## Exercise instructions
Make an exact copy of the records, with the pictures left out.

____ Source records

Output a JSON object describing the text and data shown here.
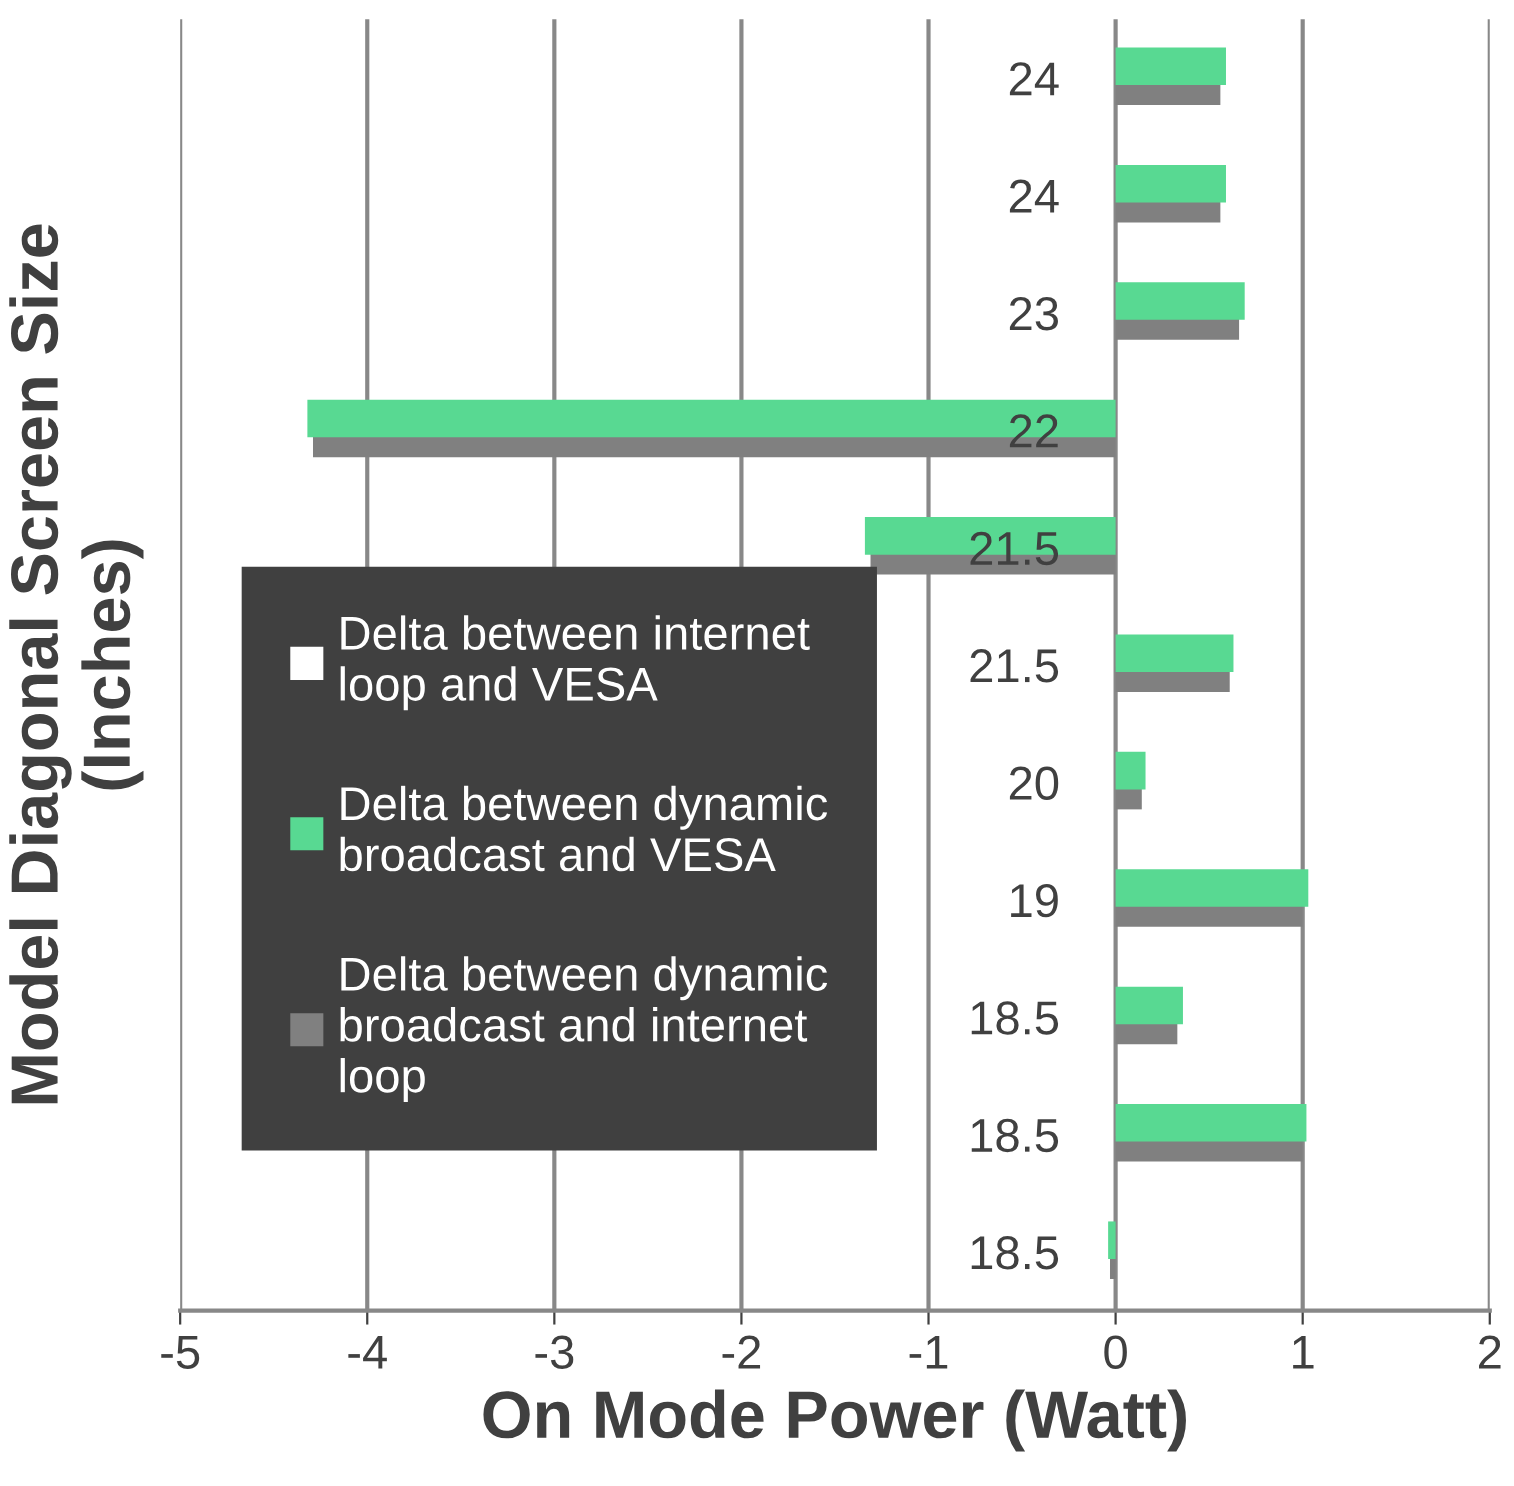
{
  "chart_data": {
    "type": "bar",
    "orientation": "horizontal",
    "xlabel": "On Mode Power (Watt)",
    "ylabel": "Model Diagonal Screen Size\n(Inches)",
    "categories": [
      "24",
      "24",
      "23",
      "22",
      "21.5",
      "21.5",
      "20",
      "19",
      "18.5",
      "18.5",
      "18.5"
    ],
    "series": [
      {
        "name": "Delta between internet loop and VESA",
        "color": "#ffffff",
        "values": [
          null,
          null,
          null,
          null,
          null,
          null,
          null,
          null,
          null,
          null,
          null
        ]
      },
      {
        "name": "Delta between dynamic broadcast and VESA",
        "color": "#58d992",
        "values": [
          0.59,
          0.59,
          0.69,
          -4.32,
          -1.34,
          0.63,
          0.16,
          1.03,
          0.36,
          1.02,
          -0.04
        ]
      },
      {
        "name": "Delta between dynamic broadcast and internet loop",
        "color": "#808080",
        "values": [
          0.56,
          0.56,
          0.66,
          -4.29,
          -1.31,
          0.61,
          0.14,
          1.0,
          0.33,
          1.0,
          -0.03
        ]
      }
    ],
    "xlim": [
      -5,
      2
    ],
    "xticks": [
      -5,
      -4,
      -3,
      -2,
      -1,
      0,
      1,
      2
    ],
    "grid": "x",
    "legend": "left"
  }
}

________

## Solution to this exercise
Output a JSON object describing the text and data shown here.
{
  "chart_data": {
    "type": "bar",
    "orientation": "horizontal",
    "xlabel": "On Mode Power (Watt)",
    "ylabel": "Model Diagonal Screen Size\n(Inches)",
    "categories": [
      "24",
      "24",
      "23",
      "22",
      "21.5",
      "21.5",
      "20",
      "19",
      "18.5",
      "18.5",
      "18.5"
    ],
    "series": [
      {
        "name": "Delta between internet loop and VESA",
        "color": "#ffffff",
        "values": [
          null,
          null,
          null,
          null,
          null,
          null,
          null,
          null,
          null,
          null,
          null
        ]
      },
      {
        "name": "Delta between dynamic broadcast and VESA",
        "color": "#58d992",
        "values": [
          0.59,
          0.59,
          0.69,
          -4.32,
          -1.34,
          0.63,
          0.16,
          1.03,
          0.36,
          1.02,
          -0.04
        ]
      },
      {
        "name": "Delta between dynamic broadcast and internet loop",
        "color": "#808080",
        "values": [
          0.56,
          0.56,
          0.66,
          -4.29,
          -1.31,
          0.61,
          0.14,
          1.0,
          0.33,
          1.0,
          -0.03
        ]
      }
    ],
    "xlim": [
      -5,
      2
    ],
    "xticks": [
      -5,
      -4,
      -3,
      -2,
      -1,
      0,
      1,
      2
    ],
    "grid": "x",
    "legend": "left"
  }
}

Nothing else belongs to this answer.